(Dataset rows)
>> begin
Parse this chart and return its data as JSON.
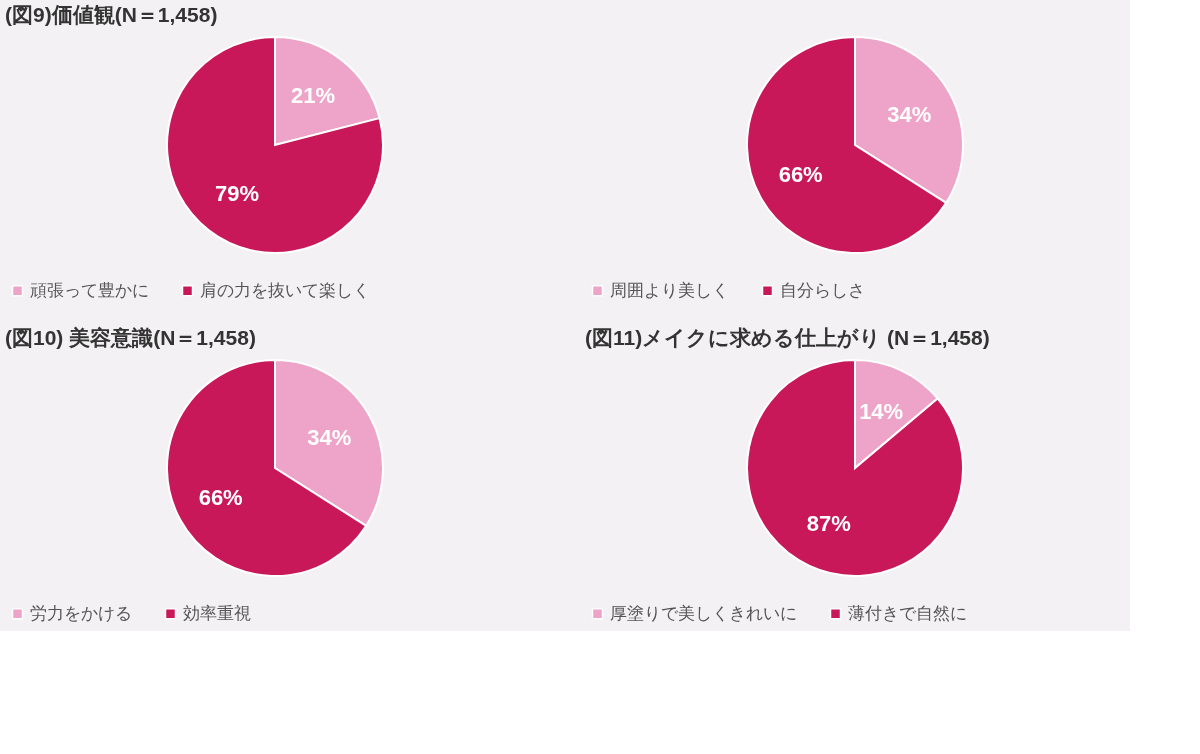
{
  "chart_data": [
    {
      "type": "pie",
      "title": "(図9)価値観(N＝1,458)",
      "categories": [
        "頑張って豊かに",
        "肩の力を抜いて楽しく"
      ],
      "values": [
        21,
        79
      ],
      "colors": [
        "#eea3c8",
        "#c8185a"
      ],
      "value_labels": [
        "21%",
        "79%"
      ],
      "legend": "bottom"
    },
    {
      "type": "pie",
      "categories": [
        "周囲より美しく",
        "自分らしさ"
      ],
      "values": [
        34,
        66
      ],
      "colors": [
        "#eea3c8",
        "#c8185a"
      ],
      "value_labels": [
        "34%",
        "66%"
      ],
      "legend": "bottom"
    },
    {
      "type": "pie",
      "title": "(図10) 美容意識(N＝1,458)",
      "categories": [
        "労力をかける",
        "効率重視"
      ],
      "values": [
        34,
        66
      ],
      "colors": [
        "#eea3c8",
        "#c8185a"
      ],
      "value_labels": [
        "34%",
        "66%"
      ],
      "legend": "bottom"
    },
    {
      "type": "pie",
      "title": "(図11)メイクに求める仕上がり (N＝1,458)",
      "categories": [
        "厚塗りで美しくきれいに",
        "薄付きで自然に"
      ],
      "values": [
        14,
        87
      ],
      "colors": [
        "#eea3c8",
        "#c8185a"
      ],
      "value_labels": [
        "14%",
        "87%"
      ],
      "legend": "bottom"
    }
  ]
}
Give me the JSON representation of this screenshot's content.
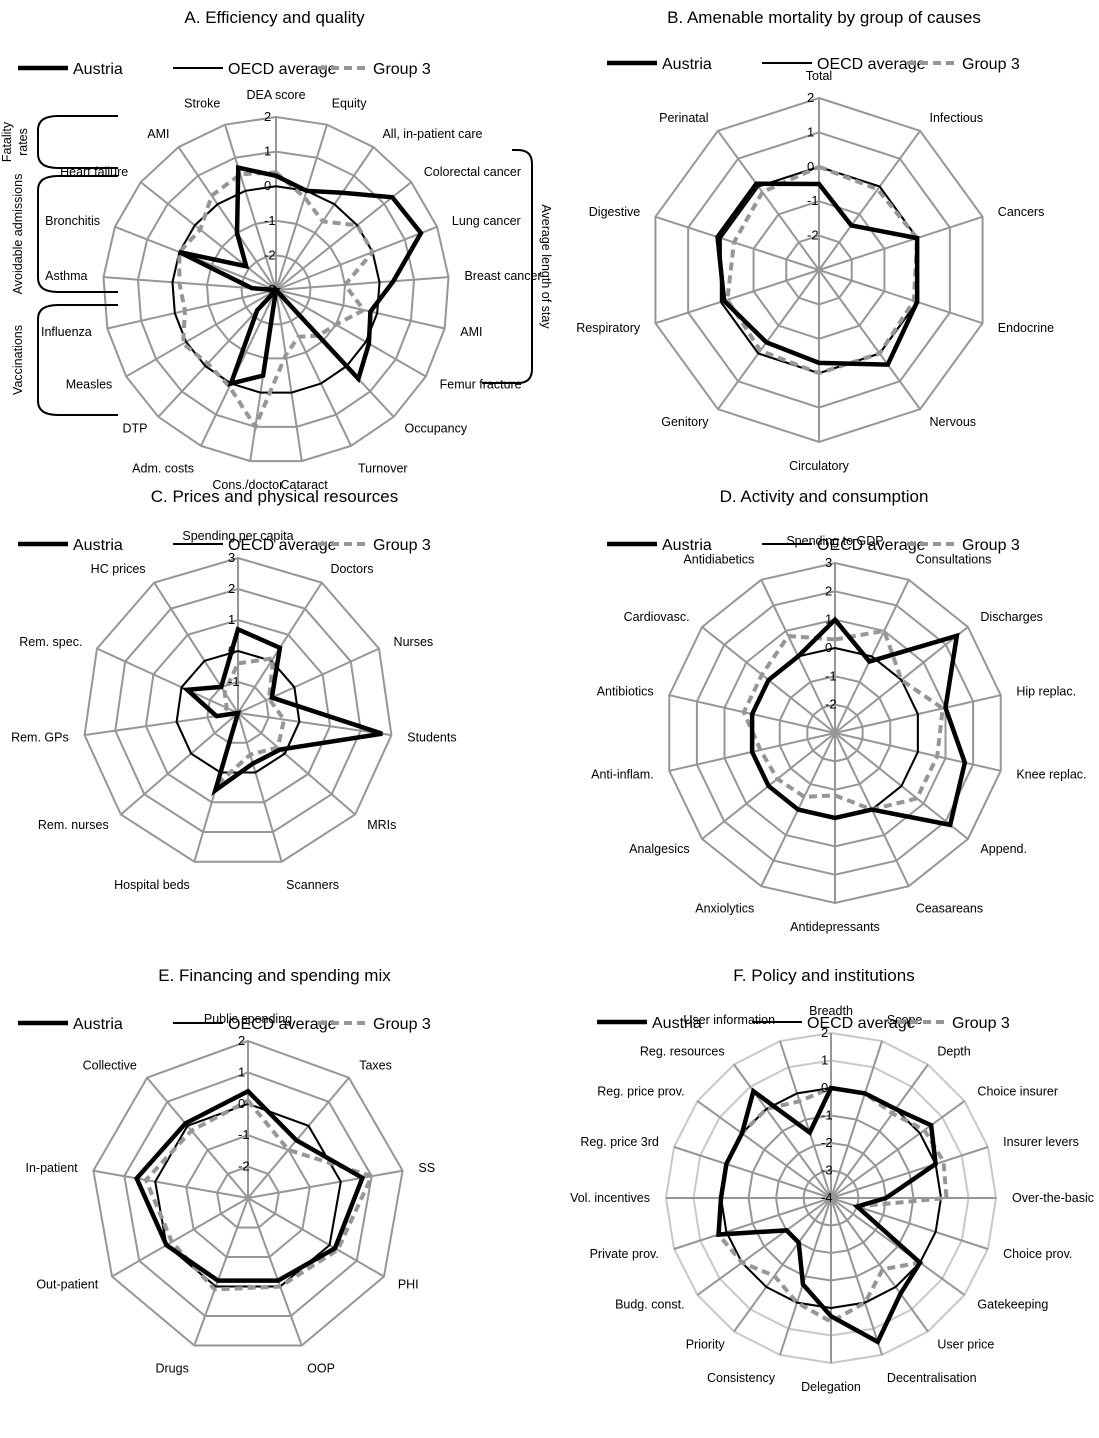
{
  "colors": {
    "austria": "#000000",
    "oecd": "#000000",
    "group3": "#969696",
    "grid": "#969696",
    "grid_light": "#c8c8c8"
  },
  "legend": {
    "austria": "Austria",
    "oecd": "OECD average",
    "group3": "Group 3"
  },
  "chart_data": [
    {
      "id": "A",
      "type": "radar",
      "title": "A. Efficiency and quality",
      "rmin": -3,
      "rmax": 2,
      "ticks": [
        -3,
        -2,
        -1,
        0,
        1,
        2
      ],
      "axes": [
        "DEA score",
        "Equity",
        "All, in-patient care",
        "Colorectal cancer",
        "Lung cancer",
        "Breast cancer",
        "AMI",
        "Femur fracture",
        "Occupancy",
        "Turnover",
        "Cataract",
        "Cons./doctor",
        "Adm. costs",
        "DTP",
        "Measles",
        "Influenza",
        "Asthma",
        "Bronchitis",
        "Heart failure",
        "AMI",
        "Stroke"
      ],
      "series": [
        {
          "name": "Austria",
          "values": [
            0.3,
            0.0,
            0.4,
            1.3,
            1.5,
            0.4,
            -0.2,
            0.1,
            0.5,
            -3,
            -3,
            -0.5,
            0.0,
            -2.2,
            -3,
            -3,
            -2.3,
            0.0,
            -1.9,
            -1.0,
            0.7
          ]
        },
        {
          "name": "OECD average",
          "values": [
            0,
            0,
            0,
            0,
            0,
            0,
            0,
            0,
            0,
            0,
            0,
            0,
            0,
            0,
            0,
            0,
            0,
            0,
            0,
            0,
            0
          ]
        },
        {
          "name": "Group 3",
          "values": [
            0.4,
            -0.2,
            -0.6,
            0.0,
            0.0,
            -1.0,
            -0.4,
            -1.0,
            -1.2,
            -1.5,
            -1.1,
            1.0,
            0.1,
            -0.1,
            0.1,
            -0.3,
            -0.2,
            0.0,
            -0.2,
            0.3,
            0.5
          ]
        }
      ],
      "brackets": [
        {
          "label": "Fatality rates",
          "side": "left"
        },
        {
          "label": "Avoidable admissions",
          "side": "left"
        },
        {
          "label": "Vaccinations",
          "side": "left"
        },
        {
          "label": "Average length of stay",
          "side": "right"
        }
      ]
    },
    {
      "id": "B",
      "type": "radar",
      "title": "B. Amenable mortality by group of causes",
      "rmin": -3,
      "rmax": 2,
      "ticks": [
        -2,
        -1,
        0,
        1,
        2
      ],
      "axes": [
        "Total",
        "Infectious",
        "Cancers",
        "Endocrine",
        "Nervous",
        "Circulatory",
        "Genitory",
        "Respiratory",
        "Digestive",
        "Perinatal"
      ],
      "series": [
        {
          "name": "Austria",
          "values": [
            -0.5,
            -1.4,
            0.0,
            0.0,
            0.4,
            -0.3,
            -0.4,
            -0.1,
            0.1,
            0.1
          ]
        },
        {
          "name": "OECD average",
          "values": [
            0,
            0,
            0,
            0,
            0,
            0,
            0,
            0,
            0,
            0
          ]
        },
        {
          "name": "Group 3",
          "values": [
            0.0,
            -0.1,
            0.0,
            -0.1,
            0.0,
            0.0,
            -0.1,
            -0.2,
            -0.4,
            -0.2
          ]
        }
      ]
    },
    {
      "id": "C",
      "type": "radar",
      "title": "C. Prices and physical resources",
      "rmin": -2,
      "rmax": 3,
      "ticks": [
        -1,
        0,
        1,
        2,
        3
      ],
      "axes": [
        "Spending per capita",
        "Doctors",
        "Nurses",
        "Students",
        "MRIs",
        "Scanners",
        "Hospital beds",
        "Rem. nurses",
        "Rem. GPs",
        "Rem. spec.",
        "HC prices"
      ],
      "series": [
        {
          "name": "Austria",
          "values": [
            0.7,
            0.5,
            -0.8,
            2.7,
            -0.2,
            -0.3,
            0.6,
            -2.0,
            -1.3,
            -0.2,
            -1.0
          ]
        },
        {
          "name": "OECD average",
          "values": [
            0,
            0,
            0,
            0,
            0,
            0,
            0,
            0,
            0,
            0,
            0
          ]
        },
        {
          "name": "Group 3",
          "values": [
            -0.4,
            0.1,
            -0.9,
            -0.5,
            -0.3,
            -0.6,
            0.4,
            -2.0,
            -1.5,
            -1.6,
            -1.2
          ]
        }
      ]
    },
    {
      "id": "D",
      "type": "radar",
      "title": "D. Activity and consumption",
      "rmin": -3,
      "rmax": 3,
      "ticks": [
        -2,
        -1,
        0,
        1,
        2,
        3
      ],
      "axes": [
        "Spending to GDP",
        "Consultations",
        "Discharges",
        "Hip replac.",
        "Knee replac.",
        "Append.",
        "Ceasareans",
        "Antidepressants",
        "Anxiolytics",
        "Analgesics",
        "Anti-inflam.",
        "Antibiotics",
        "Cardiovasc.",
        "Antidiabetics"
      ],
      "series": [
        {
          "name": "Austria",
          "values": [
            1.0,
            -0.2,
            2.5,
            1.0,
            1.7,
            2.2,
            0.0,
            0.0,
            0.0,
            0.0,
            0.0,
            0.0,
            0.0,
            0.0
          ]
        },
        {
          "name": "OECD average",
          "values": [
            0,
            0,
            0,
            0,
            0,
            0,
            0,
            0,
            0,
            0,
            0,
            0,
            0,
            0
          ]
        },
        {
          "name": "Group 3",
          "values": [
            0.3,
            1.0,
            0.0,
            0.9,
            0.7,
            0.7,
            0.0,
            -0.8,
            -0.5,
            -0.4,
            -0.3,
            0.3,
            0.3,
            0.8
          ]
        }
      ]
    },
    {
      "id": "E",
      "type": "radar",
      "title": "E. Financing and spending mix",
      "rmin": -3,
      "rmax": 2,
      "ticks": [
        -2,
        -1,
        0,
        1,
        2
      ],
      "axes": [
        "Public spending",
        "Taxes",
        "SS",
        "PHI",
        "OOP",
        "Drugs",
        "Out-patient",
        "In-patient",
        "Collective"
      ],
      "series": [
        {
          "name": "Austria",
          "values": [
            0.4,
            -0.6,
            0.7,
            0.2,
            -0.2,
            -0.2,
            0.0,
            0.6,
            0.1
          ]
        },
        {
          "name": "OECD average",
          "values": [
            0,
            0,
            0,
            0,
            0,
            0,
            0,
            0,
            0
          ]
        },
        {
          "name": "Group 3",
          "values": [
            0.1,
            -1.0,
            1.0,
            0.3,
            0.0,
            0.1,
            -0.2,
            0.3,
            -0.2
          ]
        }
      ]
    },
    {
      "id": "F",
      "type": "radar",
      "title": "F. Policy and institutions",
      "rmin": -4,
      "rmax": 2,
      "ticks": [
        -4,
        -3,
        -2,
        -1,
        0,
        1,
        2
      ],
      "axes": [
        "Breadth",
        "Scope",
        "Depth",
        "Choice insurer",
        "Insurer levers",
        "Over-the-basic",
        "Choice prov.",
        "Gatekeeping",
        "User price",
        "Decentralisation",
        "Delegation",
        "Consistency",
        "Priority",
        "Budg. const.",
        "Private prov.",
        "Vol. incentives",
        "Reg. price 3rd",
        "Reg. price prov.",
        "Reg. resources",
        "User information"
      ],
      "series": [
        {
          "name": "Austria",
          "values": [
            0.0,
            0.0,
            0.0,
            0.5,
            0.0,
            -2.0,
            -3.0,
            0.0,
            0.3,
            1.5,
            0.3,
            -0.7,
            -2.0,
            -2.0,
            0.3,
            0.0,
            0.0,
            0.0,
            0.8,
            -1.5
          ]
        },
        {
          "name": "OECD average",
          "values": [
            0,
            0,
            0,
            0,
            0,
            0,
            0,
            0,
            0,
            0,
            0,
            0,
            0,
            0,
            0,
            0,
            0,
            0,
            0,
            0
          ]
        },
        {
          "name": "Group 3",
          "values": [
            0.0,
            0.0,
            -0.2,
            0.2,
            0.3,
            0.2,
            -3.0,
            0.0,
            -0.8,
            0.0,
            0.5,
            0.0,
            -0.5,
            0.0,
            0.3,
            0.0,
            0.0,
            0.0,
            0.0,
            -0.3
          ]
        }
      ]
    }
  ]
}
>> end
Work instructions
Report back each line of the entries that holds the string "resources".

Reply to the exercise
      "title": "C. Prices and physical resources",
        "Reg. resources",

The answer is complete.